## [SET PROBLEM]
Among the lines below, list those containing the string "JSON".

## [PROVIDED ENTRIES]
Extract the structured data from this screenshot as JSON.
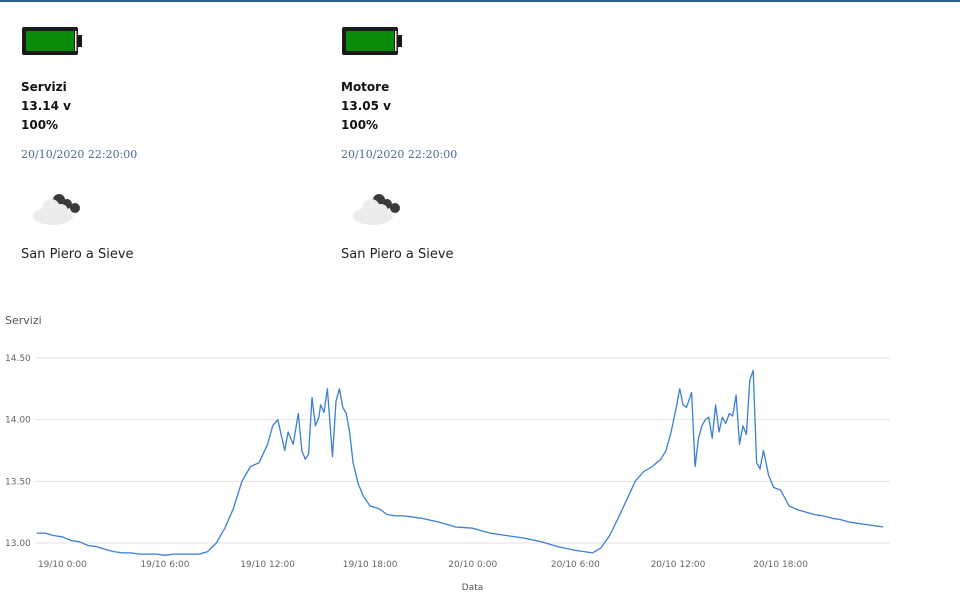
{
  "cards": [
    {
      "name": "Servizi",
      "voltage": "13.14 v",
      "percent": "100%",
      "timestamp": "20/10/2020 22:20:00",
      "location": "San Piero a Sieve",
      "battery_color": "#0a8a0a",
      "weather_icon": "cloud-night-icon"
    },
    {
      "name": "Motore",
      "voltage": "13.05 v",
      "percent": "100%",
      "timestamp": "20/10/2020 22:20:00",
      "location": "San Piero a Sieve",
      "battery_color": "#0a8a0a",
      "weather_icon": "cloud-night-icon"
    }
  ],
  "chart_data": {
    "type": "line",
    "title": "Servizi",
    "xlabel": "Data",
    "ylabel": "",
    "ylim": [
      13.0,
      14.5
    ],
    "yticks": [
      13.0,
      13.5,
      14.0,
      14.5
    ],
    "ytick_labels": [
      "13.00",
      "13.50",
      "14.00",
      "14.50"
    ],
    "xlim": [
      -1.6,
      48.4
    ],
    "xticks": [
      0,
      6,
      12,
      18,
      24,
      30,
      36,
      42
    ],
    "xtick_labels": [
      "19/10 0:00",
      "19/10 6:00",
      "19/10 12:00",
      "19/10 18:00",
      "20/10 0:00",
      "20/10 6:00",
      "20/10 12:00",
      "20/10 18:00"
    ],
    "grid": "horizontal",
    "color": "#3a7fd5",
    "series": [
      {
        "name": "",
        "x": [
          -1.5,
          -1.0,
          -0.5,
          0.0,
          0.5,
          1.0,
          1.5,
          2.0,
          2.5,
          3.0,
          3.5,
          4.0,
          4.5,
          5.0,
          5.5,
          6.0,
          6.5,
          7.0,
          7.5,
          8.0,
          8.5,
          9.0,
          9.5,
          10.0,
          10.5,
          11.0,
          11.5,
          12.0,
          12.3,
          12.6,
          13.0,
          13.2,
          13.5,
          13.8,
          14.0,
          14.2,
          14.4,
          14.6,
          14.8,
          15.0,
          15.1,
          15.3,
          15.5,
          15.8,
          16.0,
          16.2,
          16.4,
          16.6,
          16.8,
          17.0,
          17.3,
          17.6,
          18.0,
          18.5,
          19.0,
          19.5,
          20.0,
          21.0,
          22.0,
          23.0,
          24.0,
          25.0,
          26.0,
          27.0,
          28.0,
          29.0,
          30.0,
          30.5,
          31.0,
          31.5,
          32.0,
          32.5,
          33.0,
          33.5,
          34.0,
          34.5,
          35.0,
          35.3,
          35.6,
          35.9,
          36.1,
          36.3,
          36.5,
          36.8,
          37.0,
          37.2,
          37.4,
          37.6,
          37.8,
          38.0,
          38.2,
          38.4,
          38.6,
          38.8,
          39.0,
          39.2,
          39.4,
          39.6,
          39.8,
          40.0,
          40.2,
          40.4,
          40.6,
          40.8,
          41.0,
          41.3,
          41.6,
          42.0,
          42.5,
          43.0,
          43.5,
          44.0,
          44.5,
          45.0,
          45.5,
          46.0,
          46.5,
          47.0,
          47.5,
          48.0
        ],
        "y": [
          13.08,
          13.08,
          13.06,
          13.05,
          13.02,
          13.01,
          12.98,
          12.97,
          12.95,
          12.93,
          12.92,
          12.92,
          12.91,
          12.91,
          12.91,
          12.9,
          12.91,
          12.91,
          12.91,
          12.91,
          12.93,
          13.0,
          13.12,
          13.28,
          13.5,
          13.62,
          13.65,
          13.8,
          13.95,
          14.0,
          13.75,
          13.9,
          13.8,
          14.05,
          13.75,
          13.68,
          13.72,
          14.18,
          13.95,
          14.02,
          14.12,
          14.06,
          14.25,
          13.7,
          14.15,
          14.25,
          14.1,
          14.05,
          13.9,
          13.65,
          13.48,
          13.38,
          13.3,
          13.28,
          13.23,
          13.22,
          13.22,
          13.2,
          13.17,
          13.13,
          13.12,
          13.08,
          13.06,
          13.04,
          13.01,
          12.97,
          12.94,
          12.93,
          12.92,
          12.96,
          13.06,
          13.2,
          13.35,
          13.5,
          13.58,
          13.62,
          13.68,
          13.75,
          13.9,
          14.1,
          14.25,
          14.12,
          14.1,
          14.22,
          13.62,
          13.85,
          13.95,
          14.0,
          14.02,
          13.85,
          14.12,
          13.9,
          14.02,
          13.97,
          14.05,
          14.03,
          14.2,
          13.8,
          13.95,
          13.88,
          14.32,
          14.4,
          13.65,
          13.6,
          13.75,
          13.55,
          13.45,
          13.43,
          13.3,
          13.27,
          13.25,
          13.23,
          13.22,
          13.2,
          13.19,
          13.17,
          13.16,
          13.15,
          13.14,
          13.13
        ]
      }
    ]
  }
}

* * *

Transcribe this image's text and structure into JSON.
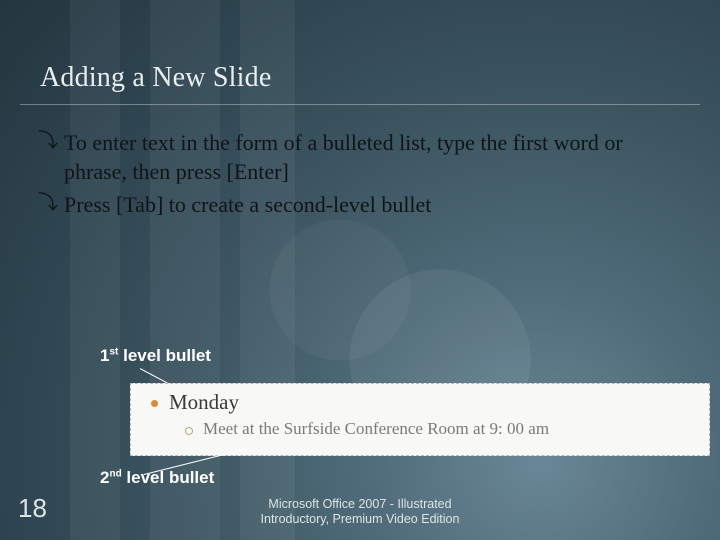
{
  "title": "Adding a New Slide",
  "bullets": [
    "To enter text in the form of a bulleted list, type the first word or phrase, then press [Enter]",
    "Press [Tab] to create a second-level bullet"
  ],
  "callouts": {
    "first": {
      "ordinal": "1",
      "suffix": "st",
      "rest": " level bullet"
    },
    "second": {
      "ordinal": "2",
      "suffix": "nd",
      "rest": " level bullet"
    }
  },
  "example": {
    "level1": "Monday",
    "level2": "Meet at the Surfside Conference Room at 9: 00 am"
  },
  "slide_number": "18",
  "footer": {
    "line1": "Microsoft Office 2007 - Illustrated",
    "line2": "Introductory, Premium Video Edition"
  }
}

## [THE RESULT]
Extract the structured data from this screenshot as JSON.
Transcribe this image's text and structure into JSON.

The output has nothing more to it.